Correspondance 1812-1876, 1/1836/CXLIV


CXLIV

À MADAME D’AGOULT, À GENÈVE


La Châtre, 25 mai 1836.


Vous avez bien fait de décacheter ma lettre, c’est une bonne action dont je vous remercie, puisqu’elle me vaut une si bonne et si affectueuse réponse. La seule chose qui me peine véritablement, c’est votre départ si prochain pour l’Italie. J’aurai beau faire, je ne serai pas libre avant les vacances ; mais il ne me sera plus aussi facile d’aller vous rejoindre, car où vous trouverais-je ? Quoi que vous fassiez, ne quittez aucune ville sans m’écrire, ne fût-ce que deux lignes, pour me dire où vous êtes et combien de temps vous y restez. Rien ne me fera renoncer à l’espérance d’aller vivre quelques semaines près de vous. C’est un des plus doux rêves de ma vie, et, comme, sans en avoir l’air, je suis très persévérante dans mes projets, soyez sûre que, malgré les destins et les flots, je les réaliserai.

Pour le moment, je ferais mal de m’absenter du pays. Mes adversaires, battus au grand jour, cherchent à me nuire dans les ténèbres. Ils entassent calomnies sur absurdités pour m’aliéner d’avance l’opinion de mes juges. Je m’en soucie assez peu ; mais je veux pouvoir rendre compte, jour par jour, de toutes mes démarches. Si j’allais à Genève maintenant, on ne manquerait pas de dire que j’y vais voir Franz seulement et de trouver la chose très criminelle. Ne pouvant dire qu’entre Franz et moi il y a un bon ange dont la présence sanctifie notre amitié, je resterais sous le poids d’un soupçon qui servirait de prétexte entre mille pour me refuser la direction de mes enfants.

S’il ne s’agissait que de ma fortune, je ne voudrais pas y sacrifier un jour de la vie du cœur ; mais il s’agit de ma progéniture, mes seules amours, et à laquelle je sacrifierais les sept plus belles étoiles du firmament, si je les avais. Ne quittez toujours pas Genève sans me dire où vous allez. Cet hiver, je serai libre, j’aurai quelque argent (bien que je n’aie pas hérité de vingt-cinq sous : c’est un ragot de journaliste en disette de nouvelles diverses), et j’irai certainement courir après vous, loin des huissiers, des avoués et des rhumatismes.

Je n’ai pas besoin de vous charger de dire à Franz tous mes regrets de ne pas l’avoir vu. Il s’en est fallu de si peu ! Il sait bien, au reste, que c’est un vrai chagrin pour moi. Il n’y a qu’une chose au monde qui me console un peu de toutes mes mauvaises fortunes : c’est que vous me semblez heureux tous deux, et que le bonheur de ceux que j’aime m’est plus précieux que celui que je pourrais avoir. J’ai si bien pris l’habitude de m’en passer, que je ne songe jamais à me plaindre, même seule, la nuit, sous l’œil de Dieu. Et pourtant je passe de longues heures tête à tête avec dame Fancy[1]. Je ne me couche jamais avant sept heures du matin ; je vois coucher et lever le soleil, sans que ma solitude soit troublée par un seul être de mon espèce. Eh bien, je vous jure que je n’ai jamais moins souffert. Quand je me sens disposée à la tristesse, ce qui est fort rare, je me commande le travail, je m’y oublie et je rêve alternativement. Une heure est donnée à la corvée d’écrire, l’autre au plaisir de vivre.

........

CONSIGNES
1) Citez tout le passage de la lettre à Madame d'Agoult, depuis « Pour le moment, je » jusqu'à « de mes enfants. ».
2) D'après la lettre à Madame d'Agoult, de quelle ville et à quelle date cette lettre est-elle écrite ?
3) Poursuivez la lettre à Madame d'Agoult à partir de l'endroit où elle s'arrête.
Les items ci-dessous proviennent d'une autre source.

Entrées du jeu de données de mise en page
........

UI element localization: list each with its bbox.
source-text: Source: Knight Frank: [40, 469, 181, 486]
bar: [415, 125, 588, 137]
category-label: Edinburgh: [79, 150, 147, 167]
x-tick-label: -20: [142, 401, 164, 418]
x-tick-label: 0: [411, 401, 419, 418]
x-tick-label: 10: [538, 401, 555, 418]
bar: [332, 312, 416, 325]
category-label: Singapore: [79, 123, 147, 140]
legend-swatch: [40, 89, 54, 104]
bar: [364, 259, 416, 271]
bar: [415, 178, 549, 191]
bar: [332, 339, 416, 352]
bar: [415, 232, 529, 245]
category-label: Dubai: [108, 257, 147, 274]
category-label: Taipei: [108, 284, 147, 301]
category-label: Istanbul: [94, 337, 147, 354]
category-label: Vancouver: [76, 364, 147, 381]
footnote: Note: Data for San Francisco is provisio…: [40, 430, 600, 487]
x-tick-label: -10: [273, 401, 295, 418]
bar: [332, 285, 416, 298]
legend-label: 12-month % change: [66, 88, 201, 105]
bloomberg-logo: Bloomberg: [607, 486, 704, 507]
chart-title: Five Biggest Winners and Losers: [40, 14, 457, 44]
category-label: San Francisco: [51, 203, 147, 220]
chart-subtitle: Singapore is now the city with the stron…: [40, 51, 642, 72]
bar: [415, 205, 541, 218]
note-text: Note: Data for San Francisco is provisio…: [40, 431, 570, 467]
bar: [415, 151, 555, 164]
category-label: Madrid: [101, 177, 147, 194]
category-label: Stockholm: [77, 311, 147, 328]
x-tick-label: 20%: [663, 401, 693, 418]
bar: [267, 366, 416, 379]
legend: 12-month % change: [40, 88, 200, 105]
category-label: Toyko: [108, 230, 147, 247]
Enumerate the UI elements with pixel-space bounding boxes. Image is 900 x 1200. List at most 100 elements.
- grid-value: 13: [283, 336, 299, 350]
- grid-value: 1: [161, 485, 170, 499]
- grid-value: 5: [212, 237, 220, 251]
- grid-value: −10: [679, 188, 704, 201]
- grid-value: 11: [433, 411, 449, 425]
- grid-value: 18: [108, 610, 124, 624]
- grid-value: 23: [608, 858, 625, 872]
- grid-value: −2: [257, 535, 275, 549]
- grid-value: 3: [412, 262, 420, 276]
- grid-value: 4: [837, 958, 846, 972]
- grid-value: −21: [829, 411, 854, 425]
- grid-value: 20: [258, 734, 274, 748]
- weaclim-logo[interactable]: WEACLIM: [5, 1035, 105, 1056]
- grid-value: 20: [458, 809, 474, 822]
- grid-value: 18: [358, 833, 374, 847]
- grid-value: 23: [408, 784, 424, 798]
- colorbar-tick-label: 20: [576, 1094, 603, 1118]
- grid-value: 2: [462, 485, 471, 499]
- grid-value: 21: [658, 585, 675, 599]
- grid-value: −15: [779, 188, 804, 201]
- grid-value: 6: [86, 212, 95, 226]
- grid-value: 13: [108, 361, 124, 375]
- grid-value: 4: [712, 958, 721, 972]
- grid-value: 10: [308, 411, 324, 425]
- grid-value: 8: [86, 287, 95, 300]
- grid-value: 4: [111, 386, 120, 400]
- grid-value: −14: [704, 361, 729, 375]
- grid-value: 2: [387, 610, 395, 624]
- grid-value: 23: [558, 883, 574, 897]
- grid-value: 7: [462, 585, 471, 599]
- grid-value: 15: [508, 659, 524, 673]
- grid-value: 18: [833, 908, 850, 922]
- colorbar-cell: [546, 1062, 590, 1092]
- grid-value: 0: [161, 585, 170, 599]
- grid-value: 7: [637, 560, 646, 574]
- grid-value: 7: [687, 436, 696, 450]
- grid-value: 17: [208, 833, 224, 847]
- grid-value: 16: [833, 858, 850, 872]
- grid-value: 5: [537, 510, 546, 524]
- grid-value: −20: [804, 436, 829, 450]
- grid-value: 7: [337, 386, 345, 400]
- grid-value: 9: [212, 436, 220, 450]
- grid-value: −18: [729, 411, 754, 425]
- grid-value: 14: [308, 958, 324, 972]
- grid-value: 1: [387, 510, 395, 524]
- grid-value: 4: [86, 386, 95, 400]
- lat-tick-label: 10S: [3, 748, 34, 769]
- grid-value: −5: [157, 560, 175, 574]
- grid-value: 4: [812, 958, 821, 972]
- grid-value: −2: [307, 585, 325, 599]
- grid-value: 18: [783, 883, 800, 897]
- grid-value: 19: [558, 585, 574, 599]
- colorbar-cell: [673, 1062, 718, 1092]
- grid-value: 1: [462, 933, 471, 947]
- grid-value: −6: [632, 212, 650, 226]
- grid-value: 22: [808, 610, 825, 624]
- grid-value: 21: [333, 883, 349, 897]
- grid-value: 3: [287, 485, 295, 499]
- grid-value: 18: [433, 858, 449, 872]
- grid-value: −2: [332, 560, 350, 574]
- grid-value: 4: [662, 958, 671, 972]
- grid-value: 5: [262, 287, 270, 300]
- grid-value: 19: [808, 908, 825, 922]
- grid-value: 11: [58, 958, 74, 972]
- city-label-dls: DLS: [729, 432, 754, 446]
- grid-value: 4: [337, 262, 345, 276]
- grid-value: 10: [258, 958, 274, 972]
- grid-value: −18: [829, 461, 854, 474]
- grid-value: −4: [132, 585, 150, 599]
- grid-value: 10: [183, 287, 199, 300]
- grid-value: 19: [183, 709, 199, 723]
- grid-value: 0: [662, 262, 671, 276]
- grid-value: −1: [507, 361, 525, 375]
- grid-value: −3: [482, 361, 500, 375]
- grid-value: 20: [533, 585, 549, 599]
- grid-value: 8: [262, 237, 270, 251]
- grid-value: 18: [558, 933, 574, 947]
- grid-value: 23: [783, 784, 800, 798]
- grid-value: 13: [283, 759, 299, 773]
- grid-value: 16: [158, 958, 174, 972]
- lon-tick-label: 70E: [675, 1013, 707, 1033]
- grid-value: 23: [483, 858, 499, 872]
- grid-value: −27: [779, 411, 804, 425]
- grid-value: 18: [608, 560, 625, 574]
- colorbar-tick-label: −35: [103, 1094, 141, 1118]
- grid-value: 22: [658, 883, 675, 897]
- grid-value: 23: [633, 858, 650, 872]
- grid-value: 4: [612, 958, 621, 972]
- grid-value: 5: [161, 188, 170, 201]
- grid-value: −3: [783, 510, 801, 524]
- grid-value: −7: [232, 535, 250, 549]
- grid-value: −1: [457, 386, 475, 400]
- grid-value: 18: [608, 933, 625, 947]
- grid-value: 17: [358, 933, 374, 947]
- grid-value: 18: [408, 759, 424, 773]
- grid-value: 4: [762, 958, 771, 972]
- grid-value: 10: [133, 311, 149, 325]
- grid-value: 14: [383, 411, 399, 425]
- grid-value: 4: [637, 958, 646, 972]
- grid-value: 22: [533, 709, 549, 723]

........

RÉPONSES
1)
Pour le moment, je ferais mal de m’absenter du pays. Mes adversaires, battus au grand jour, cherchent à me nuire dans les ténèbres. Ils entassent calomnies sur absurdités pour m’aliéner d’avance l’opinion de mes juges. Je m’en soucie assez peu ; mais je veux pouvoir rendre compte, jour par jour, de toutes mes démarches. Si j’allais à Genève maintenant, on ne manquerait pas de dire que j’y vais voir Franz seulement et de trouver la chose très criminelle. Ne pouvant dire qu’entre Franz et moi il y a un bon ange dont la présence sanctifie notre amitié, je resterais sous le poids d’un soupçon qui servirait de prétexte entre mille pour me refuser la direction de mes enfants.

2) De La Châtre, le 25 mai 1836.

3)
Ce plaisir est si pur dans ce temps-ci, avec tous ces chants d’oiseaux et toutes ces fleurs ! Vous êtes trop jeune pour savoir combien il est doux de ne pas penser et de ne pas sentir. Vous n’avez jamais envié le sort de ces belles pierres blanches qui, au clair de lune, sont si froides, si calmes, si mortes. Moi, je les salue toujours quand je passe auprès d’elles, la nuit, dans les chemins. Elles sont l’image de la force et de la pureté. Rien ne prouve qu’elles soient insensibles au plaisir de ne rien faire. Elles contemplent, elles vivent d’une vie qui leur est propre. Les paysans sont convaincus que la lune a une action sur elles, que le clair de lune casse les pierres et dégrade les murs. Moi, je le crois. La lune est une planète toute de glace et de marbre blanc. Elle est pleine de sympathie pour ce qui lui ressemble, et, quand les âmes solitaires se placent sous son regard, elle les favorise d’une influence toute particulière. Voilà pourquoi on appelle les poètes lunatiques. Si vous n’êtes pas contente de cette dissertation, vous êtes bien difficile.

Si vous voulez que je vous parle histoire ancienne, je vous dirai de madame A…, que je n’ai jamais eu de sympathie pour elle. J’ai eu beaucoup d’estime pour son caractère ; mais, un beau jour, elle m’a fait une méchanceté, la chose du monde que je comprends le moins et que je puis le moins excuser. Depuis que je ne vous ai écrit, elle m’a fait amende honorable. Est-ce bonté ? Est-ce légèreté de tête et de cœur ? Je n’ai plus guère confiance en elle, et, sans la maltraiter (car, à vrai dire, d’après cette conduite fantasque, je m’aperçois que je ne la connais pas du tout), je m’éloignerai d’elle avec soin. Je ne veux pas la juger ; mais il y a sur la figure de celle chez qui l’on a surpris un mauvais sentiment quelque chose qui ne s’efface plus et qui vous glace à jamais. Je suis toute d’instinct et de premier mouvement. N’êtes vous pas de même ? Il m’a semblé que si.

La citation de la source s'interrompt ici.